» **RECORDS SHOWN**:
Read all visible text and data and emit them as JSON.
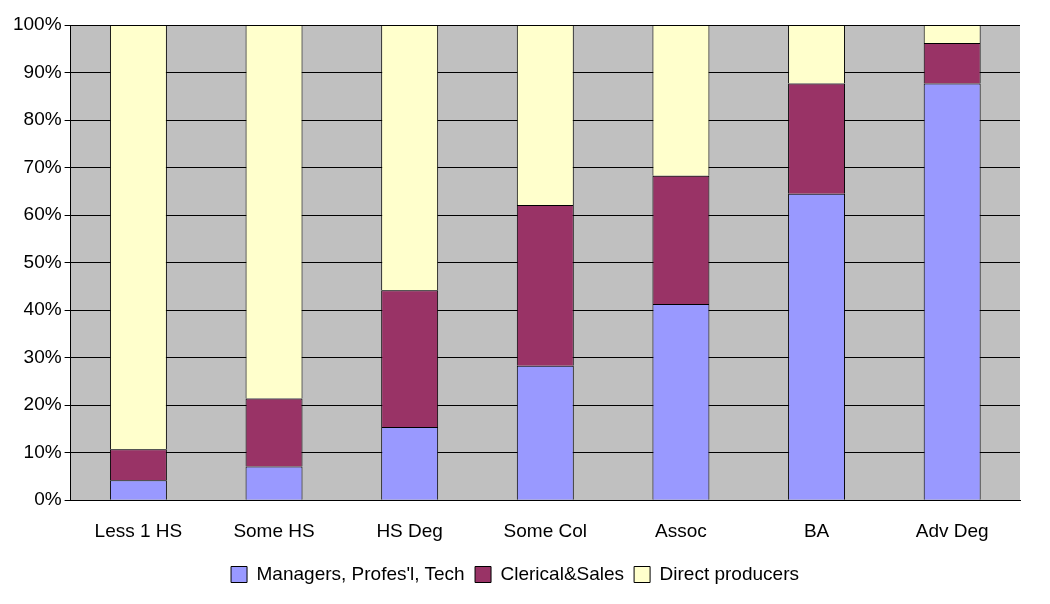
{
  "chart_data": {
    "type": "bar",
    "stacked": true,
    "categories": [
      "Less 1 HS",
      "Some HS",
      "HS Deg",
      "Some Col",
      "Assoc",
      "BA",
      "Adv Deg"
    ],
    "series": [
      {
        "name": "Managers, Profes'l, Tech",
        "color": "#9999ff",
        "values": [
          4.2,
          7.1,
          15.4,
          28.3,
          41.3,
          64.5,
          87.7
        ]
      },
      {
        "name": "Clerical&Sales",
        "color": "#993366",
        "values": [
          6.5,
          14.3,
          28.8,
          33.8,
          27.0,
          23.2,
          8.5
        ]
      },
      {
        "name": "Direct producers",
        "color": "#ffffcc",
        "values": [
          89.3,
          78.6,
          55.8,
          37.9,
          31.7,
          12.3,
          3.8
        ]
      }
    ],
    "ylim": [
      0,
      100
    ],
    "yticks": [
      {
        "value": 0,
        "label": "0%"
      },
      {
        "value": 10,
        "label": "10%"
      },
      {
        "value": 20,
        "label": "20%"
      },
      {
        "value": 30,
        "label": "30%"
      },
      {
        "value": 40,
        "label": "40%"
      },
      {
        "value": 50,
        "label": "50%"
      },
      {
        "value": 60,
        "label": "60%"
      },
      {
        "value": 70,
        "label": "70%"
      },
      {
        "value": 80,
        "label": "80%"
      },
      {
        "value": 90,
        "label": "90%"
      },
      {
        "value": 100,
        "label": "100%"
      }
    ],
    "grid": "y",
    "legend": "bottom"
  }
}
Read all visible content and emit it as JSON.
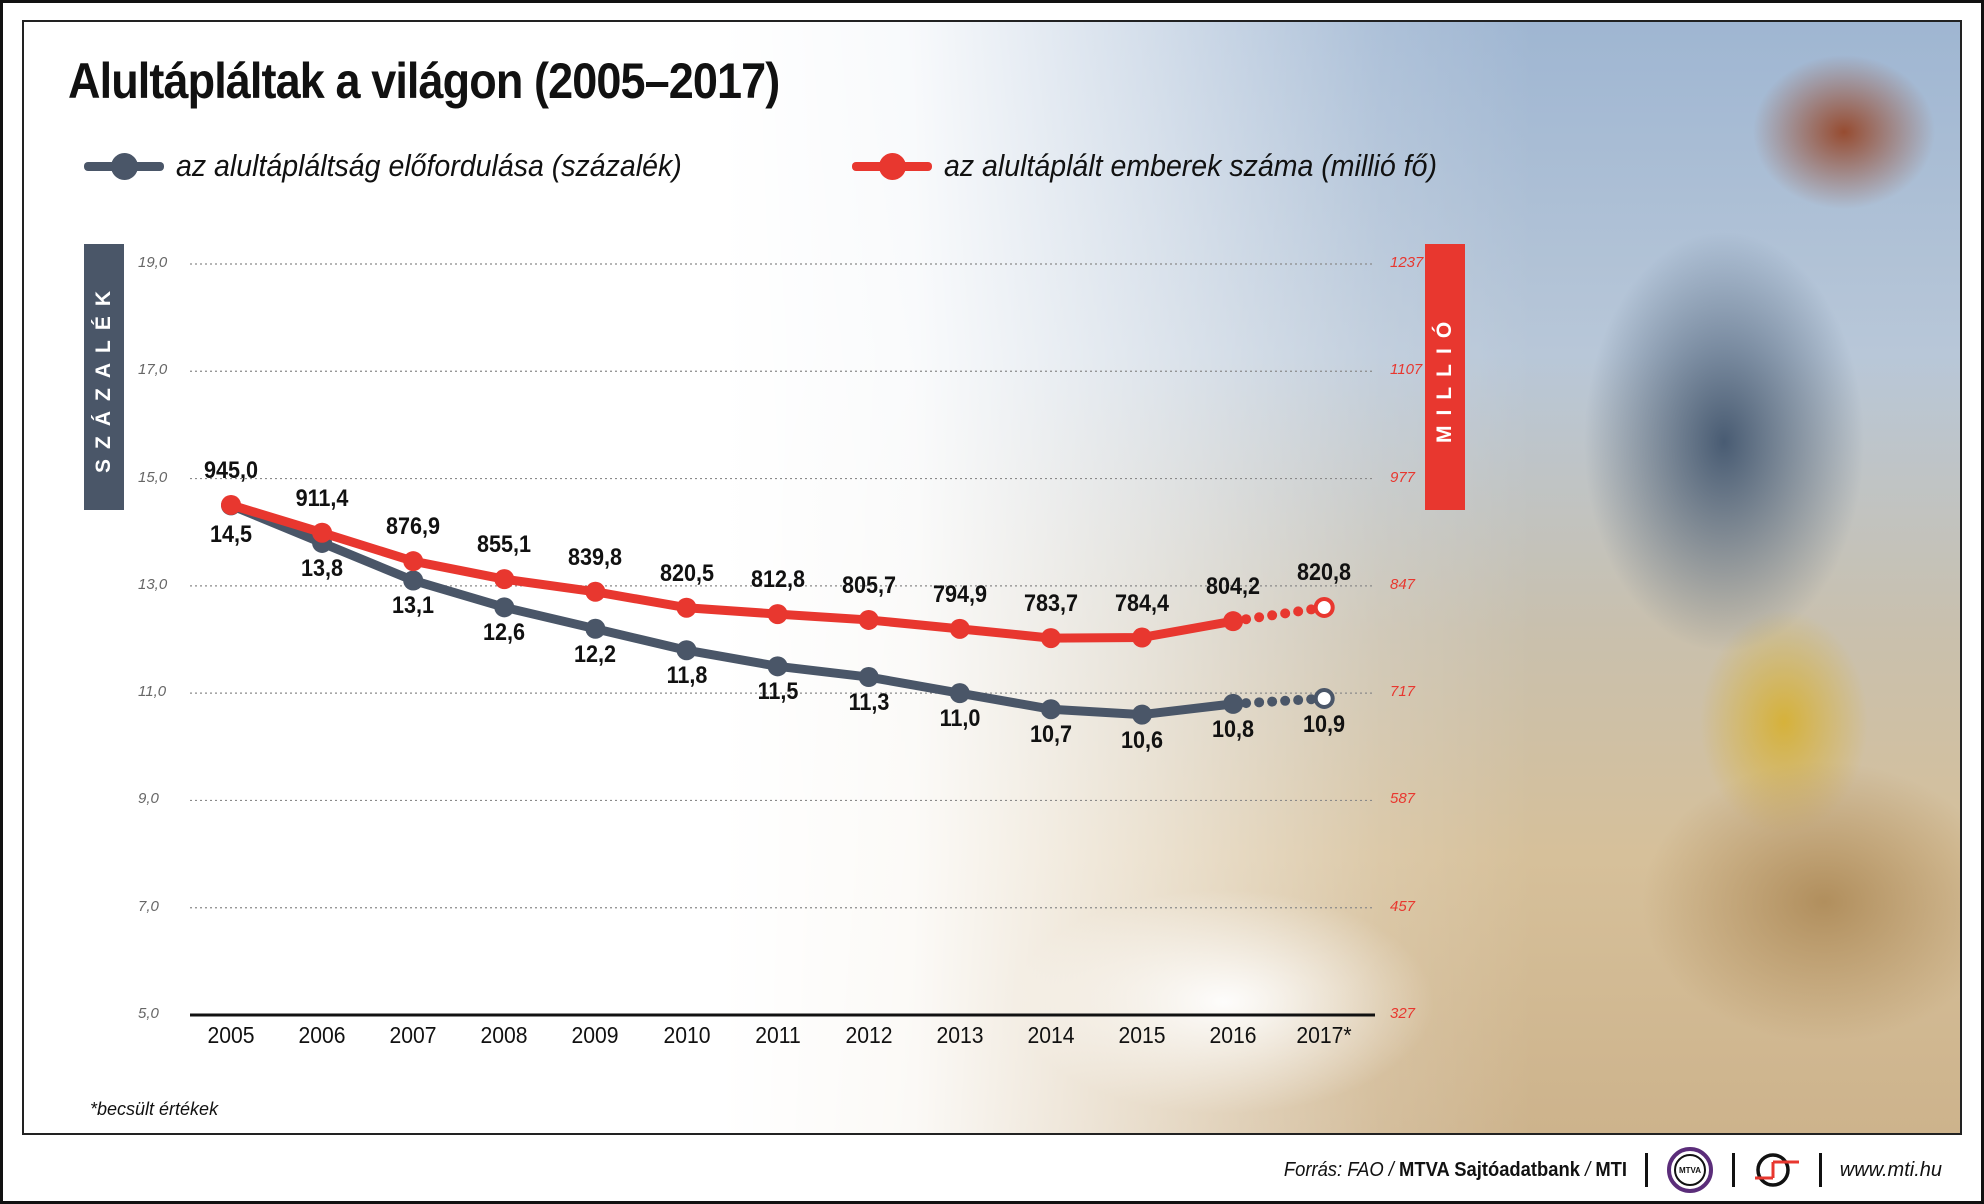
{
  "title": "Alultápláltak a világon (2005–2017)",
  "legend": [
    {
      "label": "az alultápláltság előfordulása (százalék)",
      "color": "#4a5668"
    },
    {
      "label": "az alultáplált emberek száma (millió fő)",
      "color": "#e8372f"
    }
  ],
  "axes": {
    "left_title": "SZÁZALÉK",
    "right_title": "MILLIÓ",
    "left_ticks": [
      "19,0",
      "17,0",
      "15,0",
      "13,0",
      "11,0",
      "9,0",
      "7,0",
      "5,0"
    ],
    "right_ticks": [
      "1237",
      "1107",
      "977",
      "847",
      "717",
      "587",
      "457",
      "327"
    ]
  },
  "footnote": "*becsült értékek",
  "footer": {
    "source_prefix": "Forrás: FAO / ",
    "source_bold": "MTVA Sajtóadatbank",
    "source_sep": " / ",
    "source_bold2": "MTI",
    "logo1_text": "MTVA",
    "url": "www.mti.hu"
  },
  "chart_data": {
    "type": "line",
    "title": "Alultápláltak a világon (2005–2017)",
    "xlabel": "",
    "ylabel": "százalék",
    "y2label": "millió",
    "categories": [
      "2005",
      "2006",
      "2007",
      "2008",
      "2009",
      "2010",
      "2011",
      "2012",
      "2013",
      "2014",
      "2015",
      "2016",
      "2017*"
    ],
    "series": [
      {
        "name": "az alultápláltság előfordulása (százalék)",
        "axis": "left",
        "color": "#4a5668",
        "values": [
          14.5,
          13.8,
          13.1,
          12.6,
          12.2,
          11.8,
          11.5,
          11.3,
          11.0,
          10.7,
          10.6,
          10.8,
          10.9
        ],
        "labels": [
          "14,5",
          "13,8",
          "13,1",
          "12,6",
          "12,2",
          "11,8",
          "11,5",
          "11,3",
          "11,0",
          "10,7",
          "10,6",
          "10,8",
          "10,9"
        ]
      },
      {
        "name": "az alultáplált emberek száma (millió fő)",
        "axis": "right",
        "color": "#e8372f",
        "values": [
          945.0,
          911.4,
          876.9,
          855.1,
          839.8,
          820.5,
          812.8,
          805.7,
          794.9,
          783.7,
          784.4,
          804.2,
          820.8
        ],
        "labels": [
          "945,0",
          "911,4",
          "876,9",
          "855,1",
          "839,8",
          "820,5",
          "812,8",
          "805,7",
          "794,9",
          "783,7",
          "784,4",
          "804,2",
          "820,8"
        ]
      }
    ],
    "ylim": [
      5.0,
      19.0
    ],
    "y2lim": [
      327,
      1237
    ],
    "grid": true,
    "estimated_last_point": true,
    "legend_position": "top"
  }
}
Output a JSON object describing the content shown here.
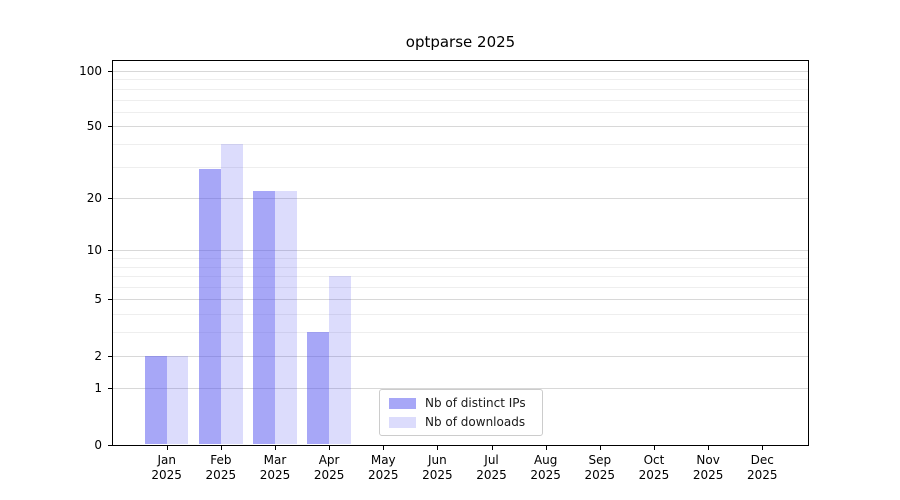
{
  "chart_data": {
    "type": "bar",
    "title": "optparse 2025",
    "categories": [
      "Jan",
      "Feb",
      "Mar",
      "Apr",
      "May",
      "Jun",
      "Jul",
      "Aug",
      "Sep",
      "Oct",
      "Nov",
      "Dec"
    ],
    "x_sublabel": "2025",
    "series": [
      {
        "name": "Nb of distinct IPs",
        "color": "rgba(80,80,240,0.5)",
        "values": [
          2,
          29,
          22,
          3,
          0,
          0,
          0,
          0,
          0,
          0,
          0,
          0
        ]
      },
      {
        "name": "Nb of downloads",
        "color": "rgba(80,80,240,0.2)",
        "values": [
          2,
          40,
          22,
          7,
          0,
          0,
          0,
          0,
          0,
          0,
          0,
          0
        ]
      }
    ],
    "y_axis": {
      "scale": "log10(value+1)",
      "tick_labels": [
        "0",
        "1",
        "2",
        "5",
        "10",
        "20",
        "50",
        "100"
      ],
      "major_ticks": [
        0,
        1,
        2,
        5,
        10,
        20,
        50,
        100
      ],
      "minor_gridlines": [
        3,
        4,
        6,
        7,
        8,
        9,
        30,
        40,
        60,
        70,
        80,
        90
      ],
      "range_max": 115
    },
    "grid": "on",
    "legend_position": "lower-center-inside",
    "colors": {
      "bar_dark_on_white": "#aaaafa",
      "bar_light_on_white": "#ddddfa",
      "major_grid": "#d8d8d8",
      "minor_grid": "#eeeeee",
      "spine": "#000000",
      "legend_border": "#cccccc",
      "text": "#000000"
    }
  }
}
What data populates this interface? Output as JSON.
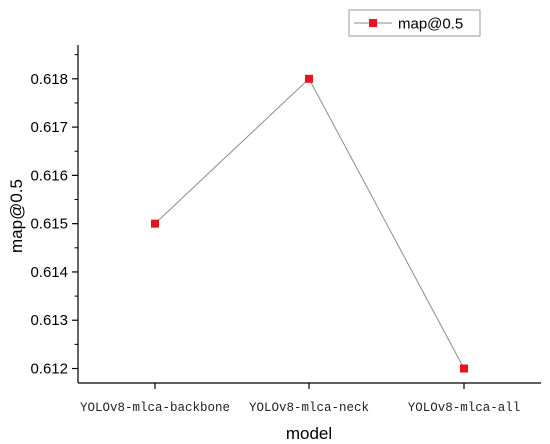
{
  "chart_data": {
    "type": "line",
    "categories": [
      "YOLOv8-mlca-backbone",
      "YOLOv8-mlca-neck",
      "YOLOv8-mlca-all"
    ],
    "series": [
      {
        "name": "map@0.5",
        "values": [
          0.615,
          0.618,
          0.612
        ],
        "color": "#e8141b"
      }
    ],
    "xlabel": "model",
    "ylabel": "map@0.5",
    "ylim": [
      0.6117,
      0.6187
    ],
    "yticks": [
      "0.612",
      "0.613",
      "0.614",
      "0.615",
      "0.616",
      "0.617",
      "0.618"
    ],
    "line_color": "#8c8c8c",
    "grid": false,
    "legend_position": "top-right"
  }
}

» **YOUR INSTRUCTIONS**:
Every line of the data above should be quoted exactly. Omit the pictures.

» **RESPONSE BELOW**:
Read all visible text and data and emit them as JSON.
{
  "chart_data": {
    "type": "bar",
    "stacked": true,
    "categories": [
      "Less 1 HS",
      "Some HS",
      "HS Deg",
      "Some Col",
      "Assoc",
      "BA",
      "Adv Deg"
    ],
    "series": [
      {
        "name": "Managers, Profes'l, Tech",
        "color": "#9999ff",
        "values": [
          4.2,
          7.1,
          15.4,
          28.3,
          41.3,
          64.5,
          87.7
        ]
      },
      {
        "name": "Clerical&Sales",
        "color": "#993366",
        "values": [
          6.5,
          14.3,
          28.8,
          33.8,
          27.0,
          23.2,
          8.5
        ]
      },
      {
        "name": "Direct producers",
        "color": "#ffffcc",
        "values": [
          89.3,
          78.6,
          55.8,
          37.9,
          31.7,
          12.3,
          3.8
        ]
      }
    ],
    "ylim": [
      0,
      100
    ],
    "yticks": [
      {
        "value": 0,
        "label": "0%"
      },
      {
        "value": 10,
        "label": "10%"
      },
      {
        "value": 20,
        "label": "20%"
      },
      {
        "value": 30,
        "label": "30%"
      },
      {
        "value": 40,
        "label": "40%"
      },
      {
        "value": 50,
        "label": "50%"
      },
      {
        "value": 60,
        "label": "60%"
      },
      {
        "value": 70,
        "label": "70%"
      },
      {
        "value": 80,
        "label": "80%"
      },
      {
        "value": 90,
        "label": "90%"
      },
      {
        "value": 100,
        "label": "100%"
      }
    ],
    "grid": "y",
    "legend": "bottom"
  }
}
Read all visible content and emit it as JSON.
{
  "title": "Alultápláltak a világon (2005–2017)",
  "legend": [
    {
      "label": "az alultápláltság előfordulása (százalék)",
      "color": "#4a5668"
    },
    {
      "label": "az alultáplált emberek száma (millió fő)",
      "color": "#e8372f"
    }
  ],
  "axes": {
    "left_title": "SZÁZALÉK",
    "right_title": "MILLIÓ",
    "left_ticks": [
      "19,0",
      "17,0",
      "15,0",
      "13,0",
      "11,0",
      "9,0",
      "7,0",
      "5,0"
    ],
    "right_ticks": [
      "1237",
      "1107",
      "977",
      "847",
      "717",
      "587",
      "457",
      "327"
    ]
  },
  "footnote": "*becsült értékek",
  "footer": {
    "source_prefix": "Forrás: FAO / ",
    "source_bold": "MTVA Sajtóadatbank",
    "source_sep": " / ",
    "source_bold2": "MTI",
    "logo1_text": "MTVA",
    "url": "www.mti.hu"
  },
  "chart_data": {
    "type": "line",
    "title": "Alultápláltak a világon (2005–2017)",
    "xlabel": "",
    "ylabel": "százalék",
    "y2label": "millió",
    "categories": [
      "2005",
      "2006",
      "2007",
      "2008",
      "2009",
      "2010",
      "2011",
      "2012",
      "2013",
      "2014",
      "2015",
      "2016",
      "2017*"
    ],
    "series": [
      {
        "name": "az alultápláltság előfordulása (százalék)",
        "axis": "left",
        "color": "#4a5668",
        "values": [
          14.5,
          13.8,
          13.1,
          12.6,
          12.2,
          11.8,
          11.5,
          11.3,
          11.0,
          10.7,
          10.6,
          10.8,
          10.9
        ],
        "labels": [
          "14,5",
          "13,8",
          "13,1",
          "12,6",
          "12,2",
          "11,8",
          "11,5",
          "11,3",
          "11,0",
          "10,7",
          "10,6",
          "10,8",
          "10,9"
        ]
      },
      {
        "name": "az alultáplált emberek száma (millió fő)",
        "axis": "right",
        "color": "#e8372f",
        "values": [
          945.0,
          911.4,
          876.9,
          855.1,
          839.8,
          820.5,
          812.8,
          805.7,
          794.9,
          783.7,
          784.4,
          804.2,
          820.8
        ],
        "labels": [
          "945,0",
          "911,4",
          "876,9",
          "855,1",
          "839,8",
          "820,5",
          "812,8",
          "805,7",
          "794,9",
          "783,7",
          "784,4",
          "804,2",
          "820,8"
        ]
      }
    ],
    "ylim": [
      5.0,
      19.0
    ],
    "y2lim": [
      327,
      1237
    ],
    "grid": true,
    "estimated_last_point": true,
    "legend_position": "top"
  }
}
Output a JSON object describing the content shown here.
{
  "chart_data": {
    "type": "bar",
    "title": "optparse 2025",
    "categories": [
      "Jan",
      "Feb",
      "Mar",
      "Apr",
      "May",
      "Jun",
      "Jul",
      "Aug",
      "Sep",
      "Oct",
      "Nov",
      "Dec"
    ],
    "x_sublabel": "2025",
    "series": [
      {
        "name": "Nb of distinct IPs",
        "color": "rgba(80,80,240,0.5)",
        "values": [
          2,
          29,
          22,
          3,
          0,
          0,
          0,
          0,
          0,
          0,
          0,
          0
        ]
      },
      {
        "name": "Nb of downloads",
        "color": "rgba(80,80,240,0.2)",
        "values": [
          2,
          40,
          22,
          7,
          0,
          0,
          0,
          0,
          0,
          0,
          0,
          0
        ]
      }
    ],
    "y_axis": {
      "scale": "log10(value+1)",
      "tick_labels": [
        "0",
        "1",
        "2",
        "5",
        "10",
        "20",
        "50",
        "100"
      ],
      "major_ticks": [
        0,
        1,
        2,
        5,
        10,
        20,
        50,
        100
      ],
      "minor_gridlines": [
        3,
        4,
        6,
        7,
        8,
        9,
        30,
        40,
        60,
        70,
        80,
        90
      ],
      "range_max": 115
    },
    "grid": "on",
    "legend_position": "lower-center-inside",
    "colors": {
      "bar_dark_on_white": "#aaaafa",
      "bar_light_on_white": "#ddddfa",
      "major_grid": "#d8d8d8",
      "minor_grid": "#eeeeee",
      "spine": "#000000",
      "legend_border": "#cccccc",
      "text": "#000000"
    }
  }
}
What data populates this interface? Output as JSON.
{
  "chart_data": {
    "type": "line",
    "categories": [
      "YOLOv8-mlca-backbone",
      "YOLOv8-mlca-neck",
      "YOLOv8-mlca-all"
    ],
    "series": [
      {
        "name": "map@0.5",
        "values": [
          0.615,
          0.618,
          0.612
        ],
        "color": "#e8141b"
      }
    ],
    "xlabel": "model",
    "ylabel": "map@0.5",
    "ylim": [
      0.6117,
      0.6187
    ],
    "yticks": [
      "0.612",
      "0.613",
      "0.614",
      "0.615",
      "0.616",
      "0.617",
      "0.618"
    ],
    "line_color": "#8c8c8c",
    "grid": false,
    "legend_position": "top-right"
  }
}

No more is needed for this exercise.